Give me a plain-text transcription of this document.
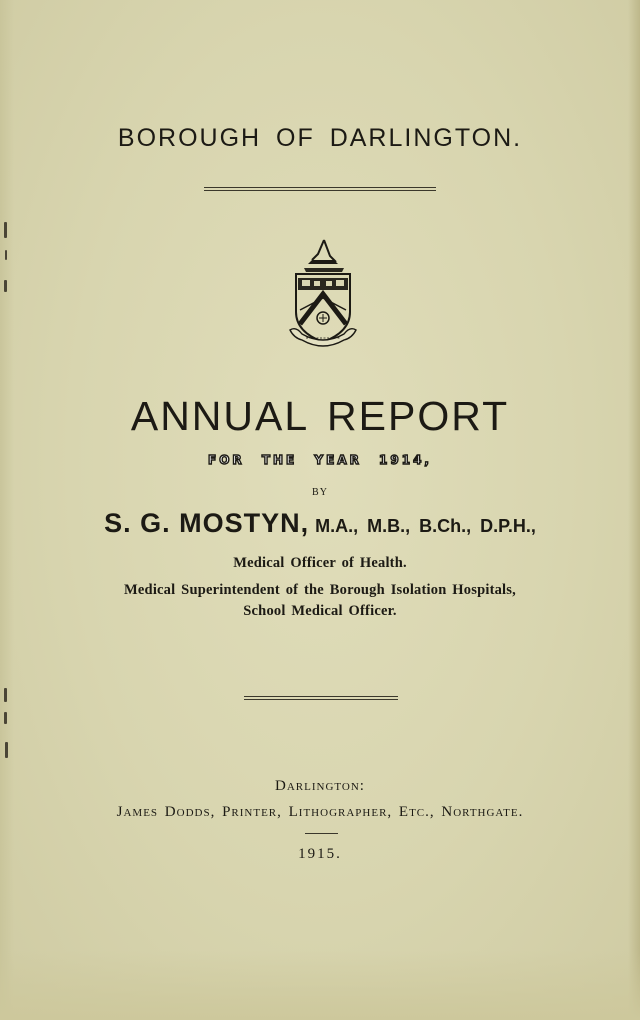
BOROUGH OF DARLINGTON.
ANNUAL REPORT
FOR THE YEAR 1914,
BY
S. G. MOSTYN, M.A., M.B., B.Ch., D.P.H.,
Medical Officer of Health.
Medical Superintendent of the Borough Isolation Hospitals,
School Medical Officer.
Darlington:
James Dodds, Printer, Lithographer, Etc., Northgate.
1915.
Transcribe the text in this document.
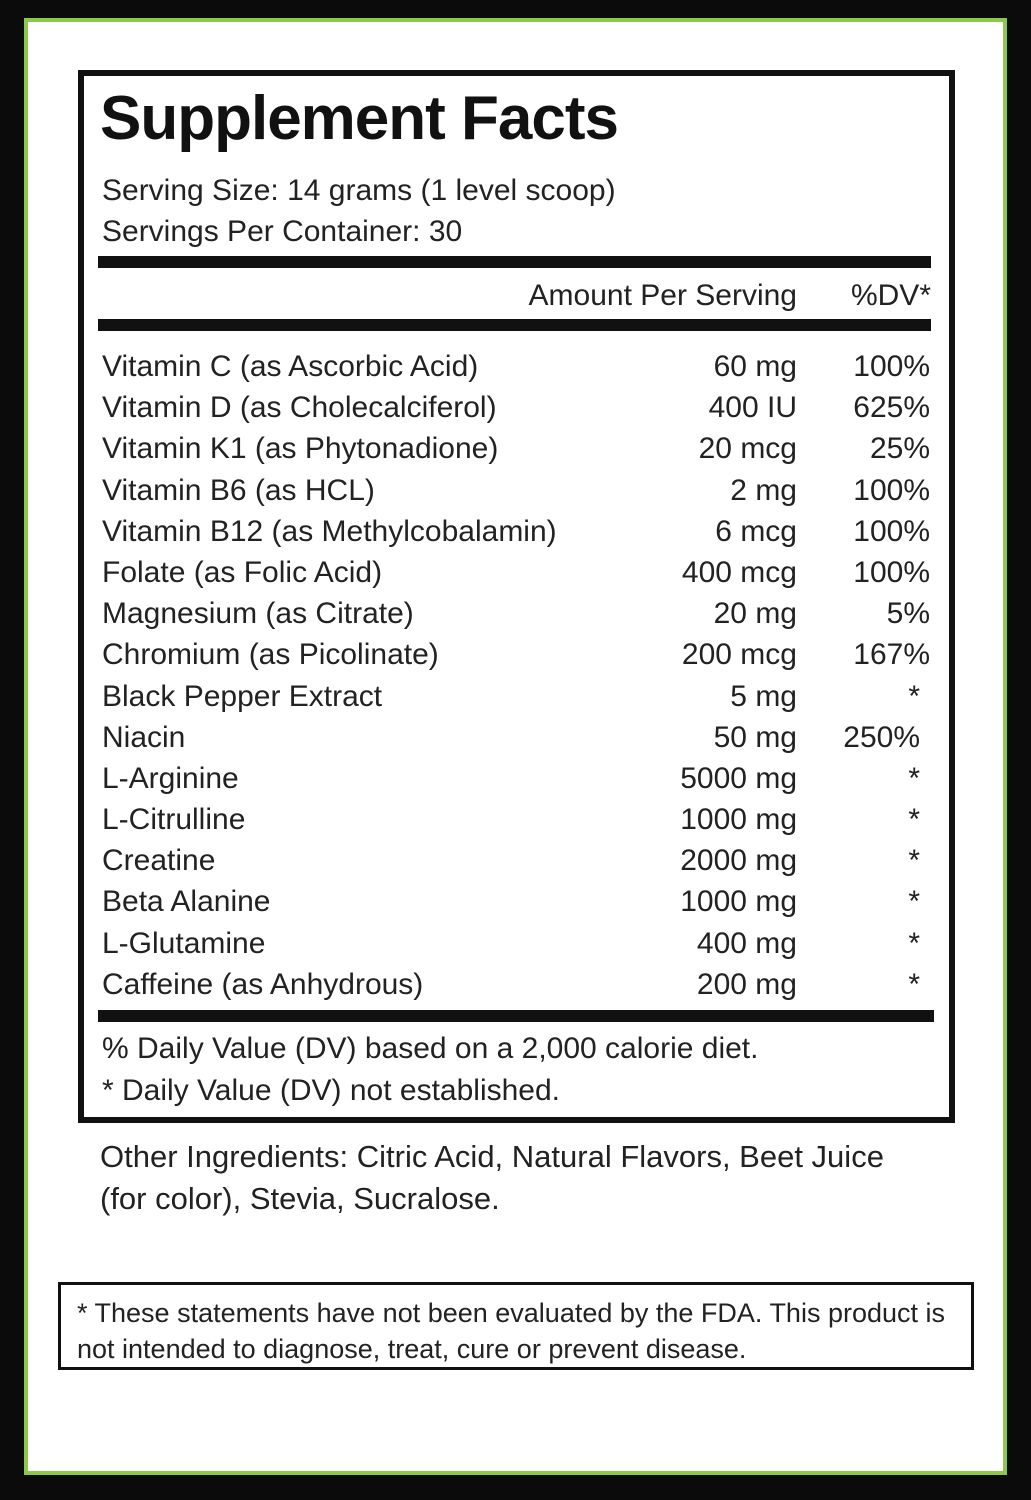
Supplement Facts
Serving Size: 14 grams (1 level scoop)
Servings Per Container: 30
Amount Per Serving %DV*
Vitamin C (as Ascorbic Acid)	60 mg 100%
Vitamin D (as Cholecalciferol)	400 IU 625%
Vitamin K1 (as Phytonadione)	20 mcg 25%
Vitamin B6 (as HCL)	2 mg 100%
Vitamin B12 (as Methylcobalamin)	6 mcg 100%
Folate (as Folic Acid)	400 mcg 100%
Magnesium (as Citrate)	20 mg	5%
Chromium (as Picolinate)	200 mcg 167%
Black Pepper Extract	5 mg	*
Niacin	50 mg 250%
L-Arginine	5000 mg	*
L-Citrulline	1000 mg	*
Creatine	2000 mg	*
Beta Alanine	1000 mg	*
L-Glutamine	400 mg	*
Caffeine (as Anhydrous)	200 mg	*
% Daily Value (DV) based on a 2,000 calorie diet.
* Daily Value (DV) not established.
Other Ingredients: Citric Acid, Natural Flavors, Beet Juice (for color), Stevia, Sucralose.
* These statements have not been evaluated by the FDA. This product is not intended to diagnose, treat, cure or prevent disease.
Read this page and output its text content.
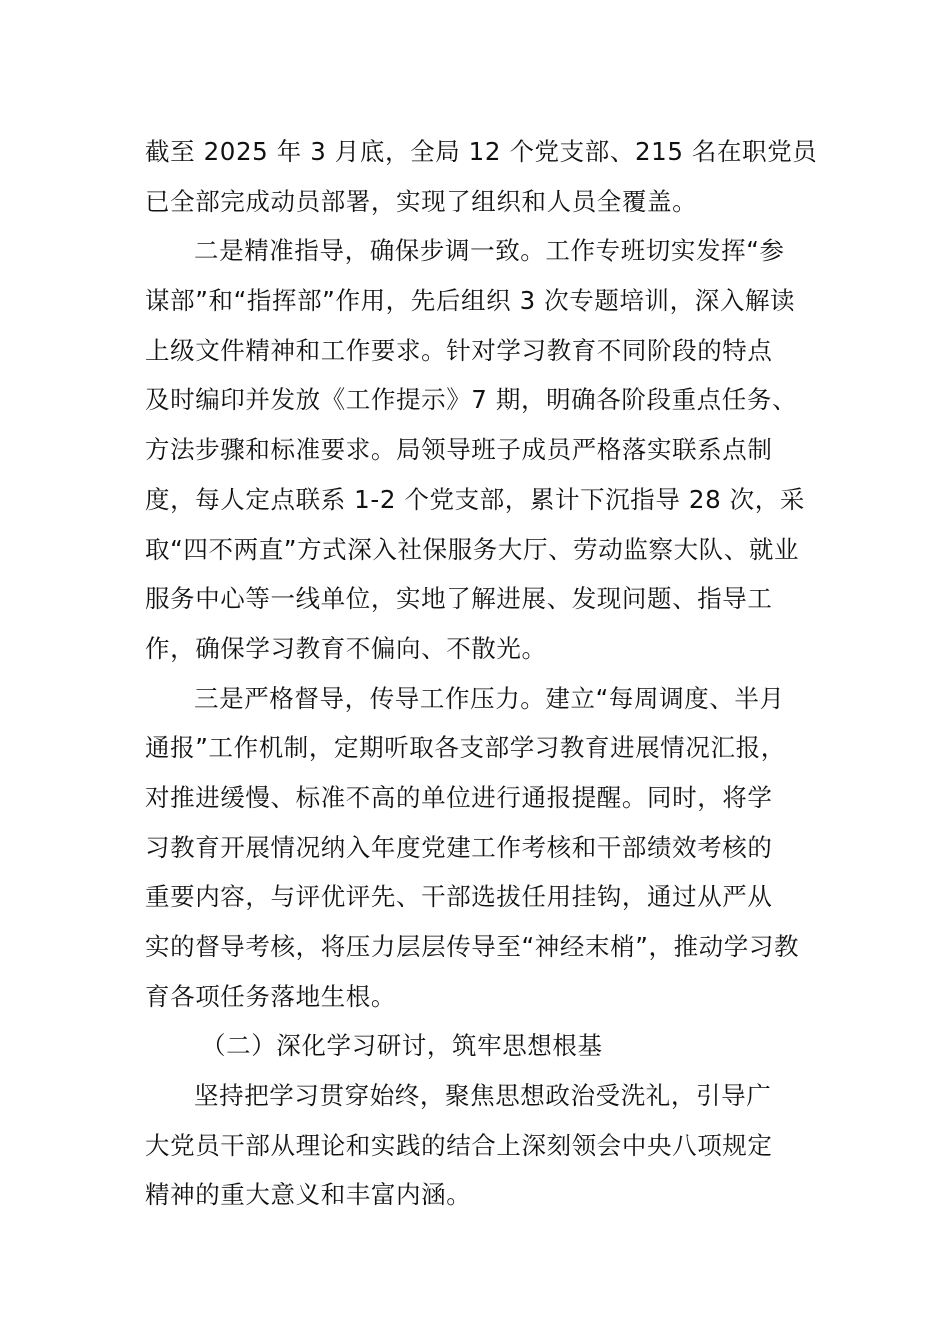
截至 2025 年 3 月底，全局 12 个党支部、215 名在职党员
已全部完成动员部署，实现了组织和人员全覆盖。
二是精准指导，确保步调一致。工作专班切实发挥“参
谋部”和“指挥部”作用，先后组织 3 次专题培训，深入解读
上级文件精神和工作要求。针对学习教育不同阶段的特点
及时编印并发放《工作提示》7 期，明确各阶段重点任务、
方法步骤和标准要求。局领导班子成员严格落实联系点制
度，每人定点联系 1-2 个党支部，累计下沉指导 28 次，采
取“四不两直”方式深入社保服务大厅、劳动监察大队、就业
服务中心等一线单位，实地了解进展、发现问题、指导工
作，确保学习教育不偏向、不散光。
三是严格督导，传导工作压力。建立“每周调度、半月
通报”工作机制，定期听取各支部学习教育进展情况汇报，
对推进缓慢、标准不高的单位进行通报提醒。同时，将学
习教育开展情况纳入年度党建工作考核和干部绩效考核的
重要内容，与评优评先、干部选拔任用挂钩，通过从严从
实的督导考核，将压力层层传导至“神经末梢”，推动学习教
育各项任务落地生根。
（二）深化学习研讨，筑牢思想根基
坚持把学习贯穿始终，聚焦思想政治受洗礼，引导广
大党员干部从理论和实践的结合上深刻领会中央八项规定
精神的重大意义和丰富内涵。
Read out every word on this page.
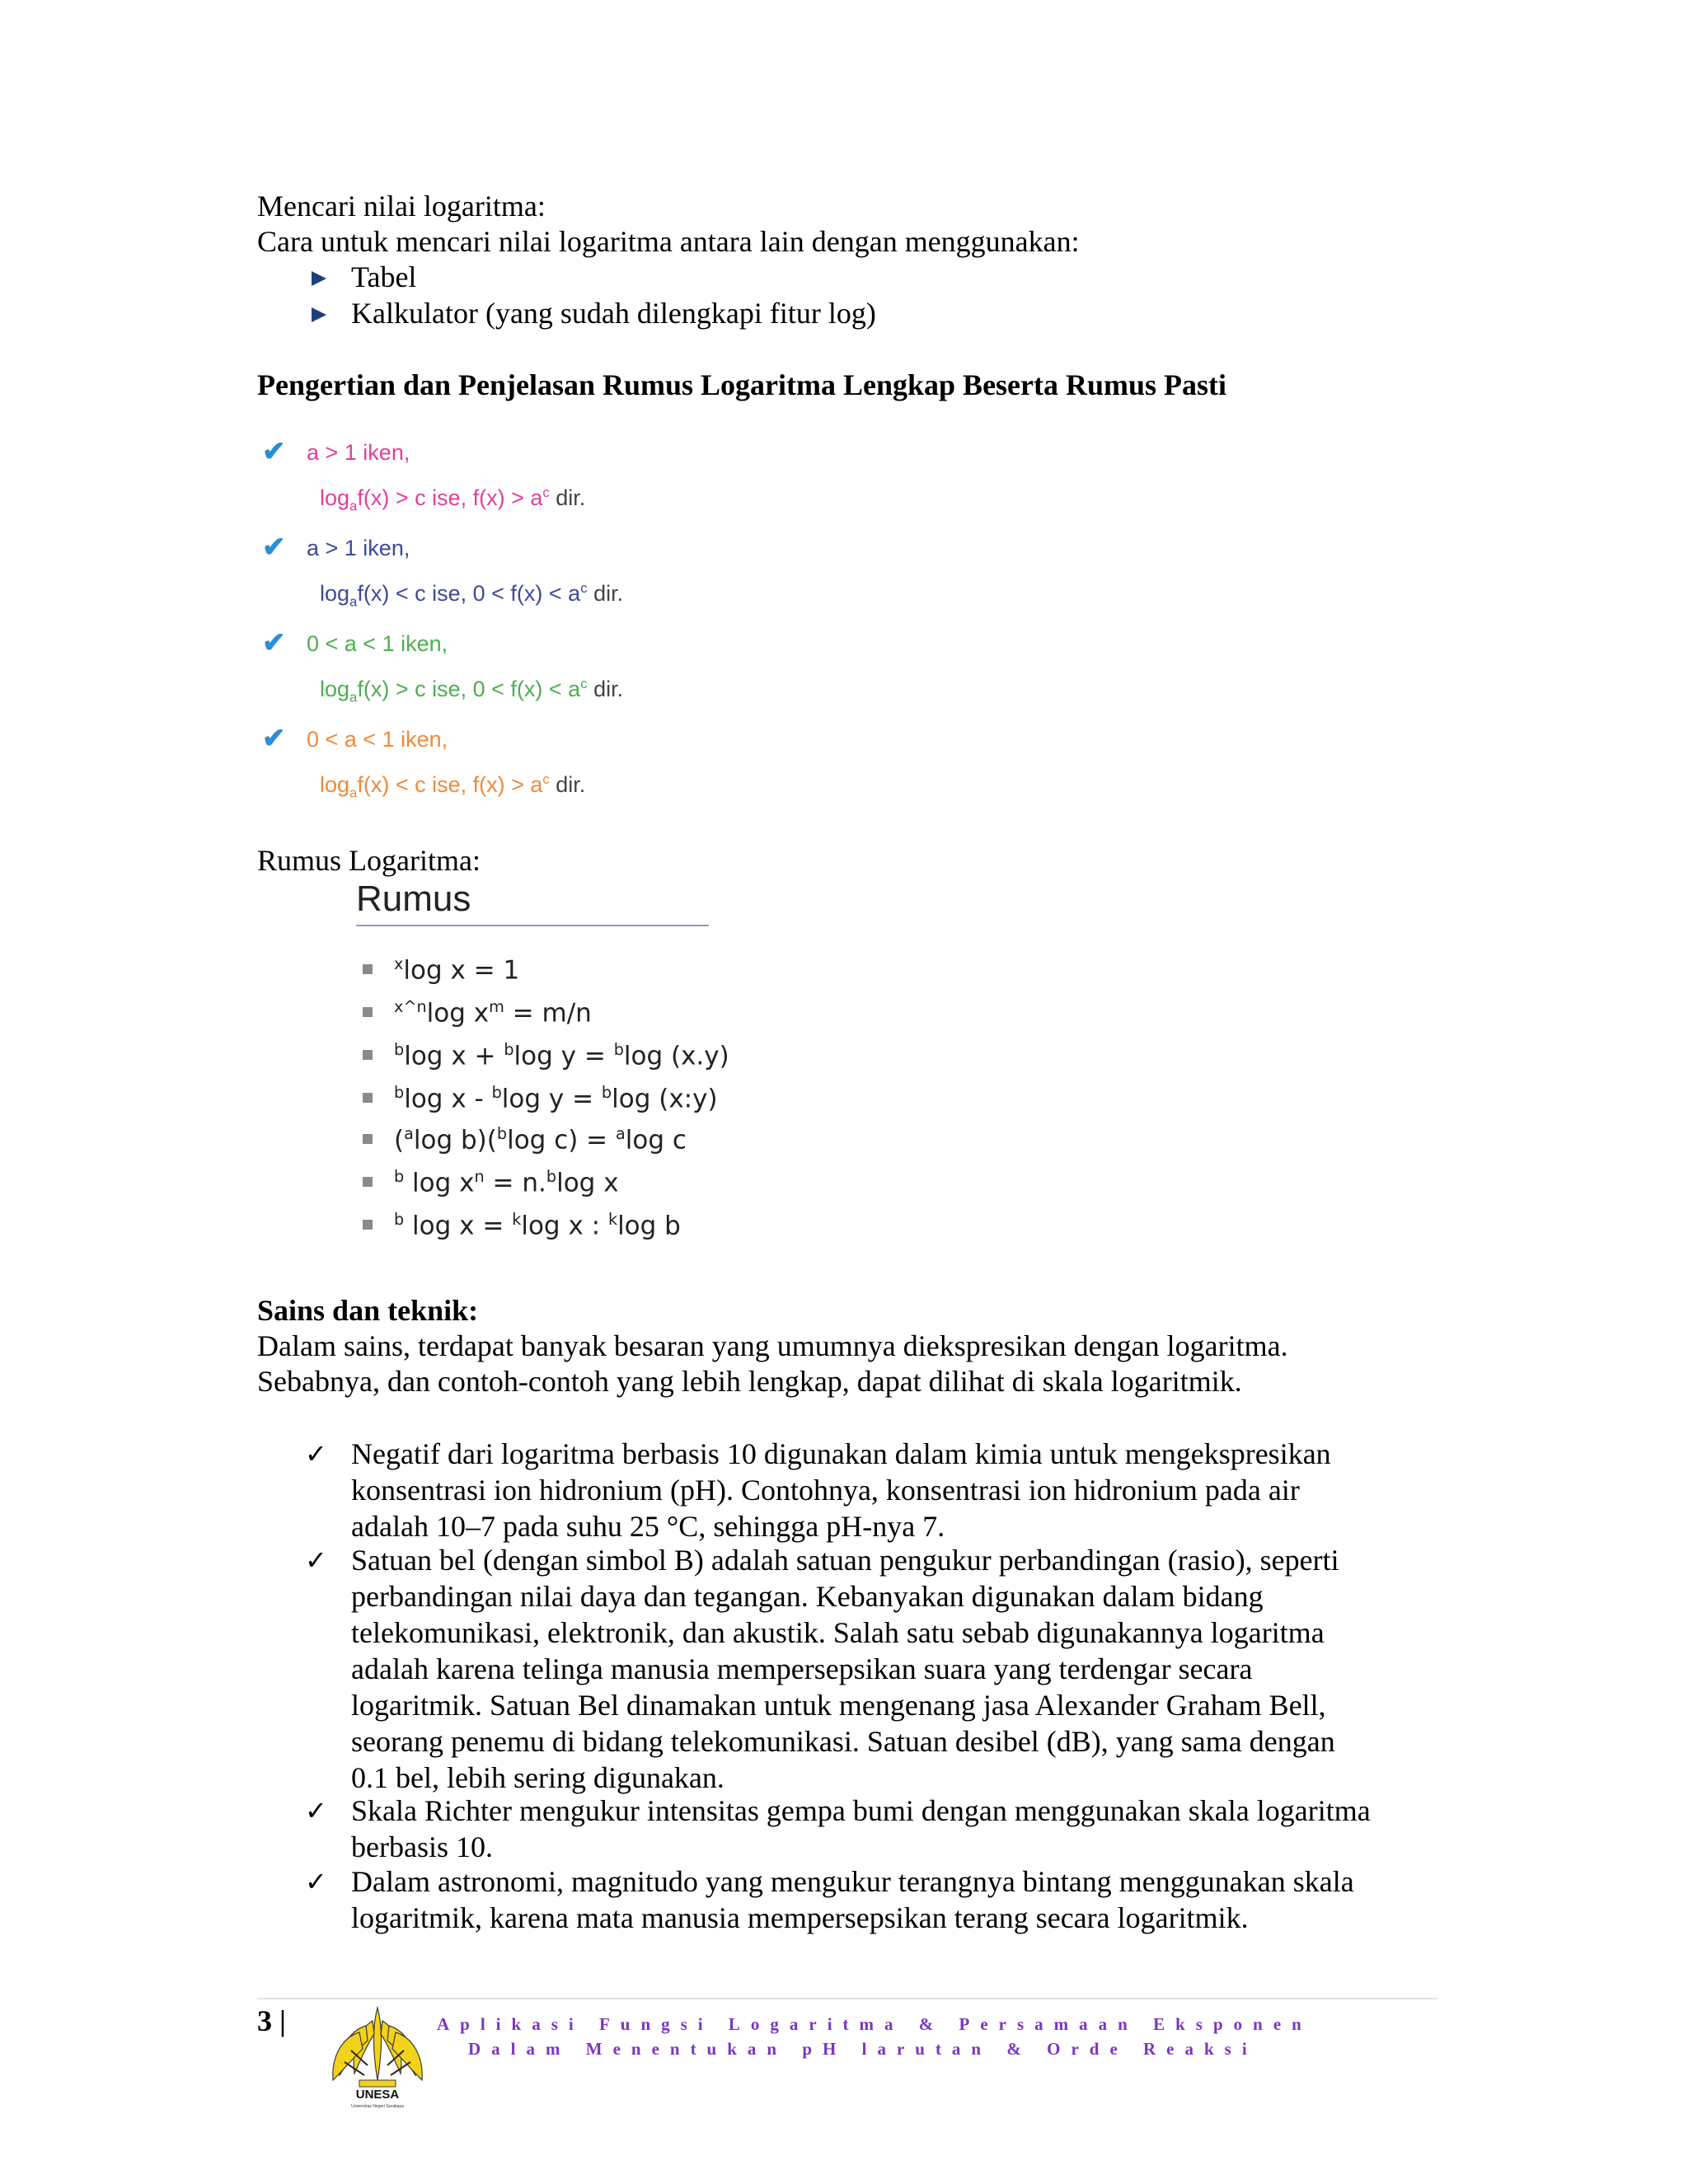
Mencari nilai logaritma:
Cara untuk mencari nilai logaritma antara lain dengan menggunakan:
Tabel
Kalkulator (yang sudah dilengkapi fitur log)
Pengertian dan Penjelasan Rumus Logaritma Lengkap Beserta Rumus Pasti
✔ a > 1 iken,
$\log_af(x) > c$ ise, $f(x) > a^c$ dir.
✔ a > 1 iken,
$\log_af(x) < c$ ise, $0 < f(x) < a^c$ dir.
✔ 0 < a < 1 iken,
$\log_af(x) > c$ ise, $0 < f(x) < a^c$ dir.
✔ 0 < a < 1 iken,
$\log_af(x) < c$ ise, $f(x) > a^c$ dir.
Rumus Logaritma:
Rumus
$^x$log x = 1
$^{x\^{}n}$log $x^m = m/n$
$^b$log x + $^b$log y = $^b$log (x.y)
$^b$log x - $^b$log y = $^b$log (x:y)
($^a$log b)($^b$log c) = $^a$log c
$^b$ $\log x^n = n.^b\log$ x
$^b$ log x = $^k$log x : $^k$log b
Sains dan teknik:
Dalam sains, terdapat banyak besaran yang umumnya diekspresikan dengan logaritma.
Sebabnya, dan contoh-contoh yang lebih lengkap, dapat dilihat di skala logaritmik.
✓ Negatif dari logaritma berbasis 10 digunakan dalam kimia untuk mengekspresikan
konsentrasi ion hidronium (pH). Contohnya, konsentrasi ion hidronium pada air
adalah 10–7 pada suhu 25 °C, sehingga pH-nya 7.
✓ Satuan bel (dengan simbol B) adalah satuan pengukur perbandingan (rasio), seperti
perbandingan nilai daya dan tegangan. Kebanyakan digunakan dalam bidang
telekomunikasi, elektronik, dan akustik. Salah satu sebab digunakannya logaritma
adalah karena telinga manusia mempersepsikan suara yang terdengar secara
logaritmik. Satuan Bel dinamakan untuk mengenang jasa Alexander Graham Bell,
seorang penemu di bidang telekomunikasi. Satuan desibel (dB), yang sama dengan
0.1 bel, lebih sering digunakan.
✓ Skala Richter mengukur intensitas gempa bumi dengan menggunakan skala logaritma
berbasis 10.
✓ Dalam astronomi, magnitudo yang mengukur terangnya bintang menggunakan skala
logaritmik, karena mata manusia mempersepsikan terang secara logaritmik.
3 |
UNESA
Universitas Negeri Surabaya
Aplikasi Fungsi Logaritma & Persamaan Eksponen
Dalam Menentukan pH larutan & Orde Reaksi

+++++

= Short exercise =
Find the string "page" in the records, then copy each line where it occurs.

= Task output =
Read this page and output its text content.
Read out every word on this page.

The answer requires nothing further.